§ WRITTEN REQUEST
Can all of these lines be returned exactly?
** Start PROVIDED MATERIAL **
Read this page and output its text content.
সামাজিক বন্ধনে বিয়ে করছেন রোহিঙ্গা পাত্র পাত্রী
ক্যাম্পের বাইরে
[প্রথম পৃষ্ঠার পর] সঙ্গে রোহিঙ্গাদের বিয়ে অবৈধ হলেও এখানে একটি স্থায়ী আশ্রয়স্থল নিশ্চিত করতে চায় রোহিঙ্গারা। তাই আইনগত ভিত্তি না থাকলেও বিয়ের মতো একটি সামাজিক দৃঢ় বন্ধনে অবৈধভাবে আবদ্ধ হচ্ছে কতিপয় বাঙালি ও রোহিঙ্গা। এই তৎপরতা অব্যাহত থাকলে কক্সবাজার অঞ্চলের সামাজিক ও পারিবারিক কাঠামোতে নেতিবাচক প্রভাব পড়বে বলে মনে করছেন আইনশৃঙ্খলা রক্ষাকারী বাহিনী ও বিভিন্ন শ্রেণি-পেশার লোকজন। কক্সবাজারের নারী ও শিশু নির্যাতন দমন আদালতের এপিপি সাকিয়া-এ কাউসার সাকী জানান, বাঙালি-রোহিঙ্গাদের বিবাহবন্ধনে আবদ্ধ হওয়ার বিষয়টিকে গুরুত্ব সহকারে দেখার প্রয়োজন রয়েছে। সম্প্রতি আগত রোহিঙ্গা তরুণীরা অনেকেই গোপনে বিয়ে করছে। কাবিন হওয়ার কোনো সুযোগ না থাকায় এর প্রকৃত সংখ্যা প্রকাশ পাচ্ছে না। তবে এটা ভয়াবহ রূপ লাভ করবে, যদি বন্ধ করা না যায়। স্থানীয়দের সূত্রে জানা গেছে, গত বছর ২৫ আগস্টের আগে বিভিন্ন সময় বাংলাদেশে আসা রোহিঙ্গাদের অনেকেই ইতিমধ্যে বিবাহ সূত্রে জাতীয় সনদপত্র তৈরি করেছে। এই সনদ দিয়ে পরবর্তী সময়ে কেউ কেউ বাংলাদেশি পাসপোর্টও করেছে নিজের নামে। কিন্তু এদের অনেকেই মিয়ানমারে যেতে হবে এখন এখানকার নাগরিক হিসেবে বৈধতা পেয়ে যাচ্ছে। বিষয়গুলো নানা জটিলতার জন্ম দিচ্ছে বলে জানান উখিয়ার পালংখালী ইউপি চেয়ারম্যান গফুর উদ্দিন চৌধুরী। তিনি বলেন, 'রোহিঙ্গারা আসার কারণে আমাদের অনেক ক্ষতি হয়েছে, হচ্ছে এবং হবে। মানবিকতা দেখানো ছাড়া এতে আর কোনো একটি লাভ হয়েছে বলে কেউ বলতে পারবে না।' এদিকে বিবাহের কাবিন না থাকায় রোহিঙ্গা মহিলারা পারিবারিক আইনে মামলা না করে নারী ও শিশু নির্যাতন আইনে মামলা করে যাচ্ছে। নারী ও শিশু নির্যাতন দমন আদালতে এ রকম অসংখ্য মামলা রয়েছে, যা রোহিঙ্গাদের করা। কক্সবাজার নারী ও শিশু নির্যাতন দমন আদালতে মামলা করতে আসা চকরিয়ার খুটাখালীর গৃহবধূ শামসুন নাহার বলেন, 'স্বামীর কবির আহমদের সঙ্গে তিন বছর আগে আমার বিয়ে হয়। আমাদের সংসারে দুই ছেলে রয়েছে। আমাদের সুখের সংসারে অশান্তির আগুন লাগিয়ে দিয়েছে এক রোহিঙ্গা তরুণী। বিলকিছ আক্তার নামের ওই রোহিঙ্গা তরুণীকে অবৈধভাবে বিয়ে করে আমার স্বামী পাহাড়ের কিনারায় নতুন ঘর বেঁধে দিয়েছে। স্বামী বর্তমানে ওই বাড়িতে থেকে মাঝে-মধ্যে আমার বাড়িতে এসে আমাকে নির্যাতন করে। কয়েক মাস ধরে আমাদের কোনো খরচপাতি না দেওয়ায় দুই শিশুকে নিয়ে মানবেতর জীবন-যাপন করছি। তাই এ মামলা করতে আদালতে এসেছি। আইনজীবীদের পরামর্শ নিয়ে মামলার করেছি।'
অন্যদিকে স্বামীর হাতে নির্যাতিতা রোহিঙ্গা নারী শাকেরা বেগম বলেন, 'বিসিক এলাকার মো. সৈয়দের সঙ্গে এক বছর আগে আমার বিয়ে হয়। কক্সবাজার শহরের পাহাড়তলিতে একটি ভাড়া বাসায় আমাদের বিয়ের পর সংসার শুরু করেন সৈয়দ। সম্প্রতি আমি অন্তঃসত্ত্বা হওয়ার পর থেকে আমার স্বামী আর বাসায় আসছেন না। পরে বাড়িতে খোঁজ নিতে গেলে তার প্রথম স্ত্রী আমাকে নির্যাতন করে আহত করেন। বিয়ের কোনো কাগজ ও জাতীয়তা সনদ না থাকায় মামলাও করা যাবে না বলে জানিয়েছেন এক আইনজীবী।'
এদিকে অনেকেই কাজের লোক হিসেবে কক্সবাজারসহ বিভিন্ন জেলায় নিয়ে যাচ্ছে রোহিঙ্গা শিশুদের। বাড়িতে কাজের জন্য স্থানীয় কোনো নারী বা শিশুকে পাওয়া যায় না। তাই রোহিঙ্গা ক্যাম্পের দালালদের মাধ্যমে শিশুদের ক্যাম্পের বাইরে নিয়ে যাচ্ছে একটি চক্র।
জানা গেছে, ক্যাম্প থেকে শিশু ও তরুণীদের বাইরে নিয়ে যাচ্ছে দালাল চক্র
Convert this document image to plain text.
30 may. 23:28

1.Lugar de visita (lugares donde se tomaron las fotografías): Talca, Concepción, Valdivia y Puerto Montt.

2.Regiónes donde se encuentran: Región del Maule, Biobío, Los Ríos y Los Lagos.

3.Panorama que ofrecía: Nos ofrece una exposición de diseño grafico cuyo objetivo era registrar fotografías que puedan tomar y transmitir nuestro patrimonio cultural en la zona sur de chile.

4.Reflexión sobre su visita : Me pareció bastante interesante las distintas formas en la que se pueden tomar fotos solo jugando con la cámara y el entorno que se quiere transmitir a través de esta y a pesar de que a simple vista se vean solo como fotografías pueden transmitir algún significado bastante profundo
** End PROVIDED MATERIAL **
§ THE RESULT
Read this page and output its text content.
সামাজিক বন্ধনে বিয়ে করছেন রোহিঙ্গা পাত্র পাত্রী
ক্যাম্পের বাইরে
[প্রথম পৃষ্ঠার পর] সঙ্গে রোহিঙ্গাদের বিয়ে অবৈধ হলেও এখানে একটি স্থায়ী আশ্রয়স্থল নিশ্চিত করতে চায় রোহিঙ্গারা। তাই আইনগত ভিত্তি না থাকলেও বিয়ের মতো একটি সামাজিক দৃঢ় বন্ধনে অবৈধভাবে আবদ্ধ হচ্ছে কতিপয় বাঙালি ও রোহিঙ্গা। এই তৎপরতা অব্যাহত থাকলে কক্সবাজার অঞ্চলের সামাজিক ও পারিবারিক কাঠামোতে নেতিবাচক প্রভাব পড়বে বলে মনে করছেন আইনশৃঙ্খলা রক্ষাকারী বাহিনী ও বিভিন্ন শ্রেণি-পেশার লোকজন। কক্সবাজারের নারী ও শিশু নির্যাতন দমন আদালতের এপিপি সাকিয়া-এ কাউসার সাকী জানান, বাঙালি-রোহিঙ্গাদের বিবাহবন্ধনে আবদ্ধ হওয়ার বিষয়টিকে গুরুত্ব সহকারে দেখার প্রয়োজন রয়েছে। সম্প্রতি আগত রোহিঙ্গা তরুণীরা অনেকেই গোপনে বিয়ে করছে। কাবিন হওয়ার কোনো সুযোগ না থাকায় এর প্রকৃত সংখ্যা প্রকাশ পাচ্ছে না। তবে এটা ভয়াবহ রূপ লাভ করবে, যদি বন্ধ করা না যায়। স্থানীয়দের সূত্রে জানা গেছে, গত বছর ২৫ আগস্টের আগে বিভিন্ন সময় বাংলাদেশে আসা রোহিঙ্গাদের অনেকেই ইতিমধ্যে বিবাহ সূত্রে জাতীয় সনদপত্র তৈরি করেছে। এই সনদ দিয়ে পরবর্তী সময়ে কেউ কেউ বাংলাদেশি পাসপোর্টও করেছে নিজের নামে। কিন্তু এদের অনেকেই মিয়ানমারে যেতে হবে এখন এখানকার নাগরিক হিসেবে বৈধতা পেয়ে যাচ্ছে। বিষয়গুলো নানা জটিলতার জন্ম দিচ্ছে বলে জানান উখিয়ার পালংখালী ইউপি চেয়ারম্যান গফুর উদ্দিন চৌধুরী। তিনি বলেন, 'রোহিঙ্গারা আসার কারণে আমাদের অনেক ক্ষতি হয়েছে, হচ্ছে এবং হবে। মানবিকতা দেখানো ছাড়া এতে আর কোনো একটি লাভ হয়েছে বলে কেউ বলতে পারবে না।' এদিকে বিবাহের কাবিন না থাকায় রোহিঙ্গা মহিলারা পারিবারিক আইনে মামলা না করে নারী ও শিশু নির্যাতন আইনে মামলা করে যাচ্ছে। নারী ও শিশু নির্যাতন দমন আদালতে এ রকম অসংখ্য মামলা রয়েছে, যা রোহিঙ্গাদের করা। কক্সবাজার নারী ও শিশু নির্যাতন দমন আদালতে মামলা করতে আসা চকরিয়ার খুটাখালীর গৃহবধূ শামসুন নাহার বলেন, 'স্বামীর কবির আহমদের সঙ্গে তিন বছর আগে আমার বিয়ে হয়। আমাদের সংসারে দুই ছেলে রয়েছে। আমাদের সুখের সংসারে অশান্তির আগুন লাগিয়ে দিয়েছে এক রোহিঙ্গা তরুণী। বিলকিছ আক্তার নামের ওই রোহিঙ্গা তরুণীকে অবৈধভাবে বিয়ে করে আমার স্বামী পাহাড়ের কিনারায় নতুন ঘর বেঁধে দিয়েছে। স্বামী বর্তমানে ওই বাড়িতে থেকে মাঝে-মধ্যে আমার বাড়িতে এসে আমাকে নির্যাতন করে। কয়েক মাস ধরে আমাদের কোনো খরচপাতি না দেওয়ায় দুই শিশুকে নিয়ে মানবেতর জীবন-যাপন করছি। তাই এ মামলা করতে আদালতে এসেছি। আইনজীবীদের পরামর্শ নিয়ে মামলার করেছি।'
অন্যদিকে স্বামীর হাতে নির্যাতিতা রোহিঙ্গা নারী শাকেরা বেগম বলেন, 'বিসিক এলাকার মো. সৈয়দের সঙ্গে এক বছর আগে আমার বিয়ে হয়। কক্সবাজার শহরের পাহাড়তলিতে একটি ভাড়া বাসায় আমাদের বিয়ের পর সংসার শুরু করেন সৈয়দ। সম্প্রতি আমি অন্তঃসত্ত্বা হওয়ার পর থেকে আমার স্বামী আর বাসায় আসছেন না। পরে বাড়িতে খোঁজ নিতে গেলে তার প্রথম স্ত্রী আমাকে নির্যাতন করে আহত করেন। বিয়ের কোনো কাগজ ও জাতীয়তা সনদ না থাকায় মামলাও করা যাবে না বলে জানিয়েছেন এক আইনজীবী।'
এদিকে অনেকেই কাজের লোক হিসেবে কক্সবাজারসহ বিভিন্ন জেলায় নিয়ে যাচ্ছে রোহিঙ্গা শিশুদের। বাড়িতে কাজের জন্য স্থানীয় কোনো নারী বা শিশুকে পাওয়া যায় না। তাই রোহিঙ্গা ক্যাম্পের দালালদের মাধ্যমে শিশুদের ক্যাম্পের বাইরে নিয়ে যাচ্ছে একটি চক্র।
জানা গেছে, ক্যাম্প থেকে শিশু ও তরুণীদের বাইরে নিয়ে যাচ্ছে দালাল চক্র
Convert this document image to plain text.
30 may. 23:28

1.Lugar de visita (lugares donde se tomaron las fotografías): Talca, Concepción, Valdivia y Puerto Montt.

2.Regiónes donde se encuentran: Región del Maule, Biobío, Los Ríos y Los Lagos.

3.Panorama que ofrecía: Nos ofrece una exposición de diseño grafico cuyo objetivo era registrar fotografías que puedan tomar y transmitir nuestro patrimonio cultural en la zona sur de chile.

4.Reflexión sobre su visita : Me pareció bastante interesante las distintas formas en la que se pueden tomar fotos solo jugando con la cámara y el entorno que se quiere transmitir a través de esta y a pesar de que a simple vista se vean solo como fotografías pueden transmitir algún significado bastante profundo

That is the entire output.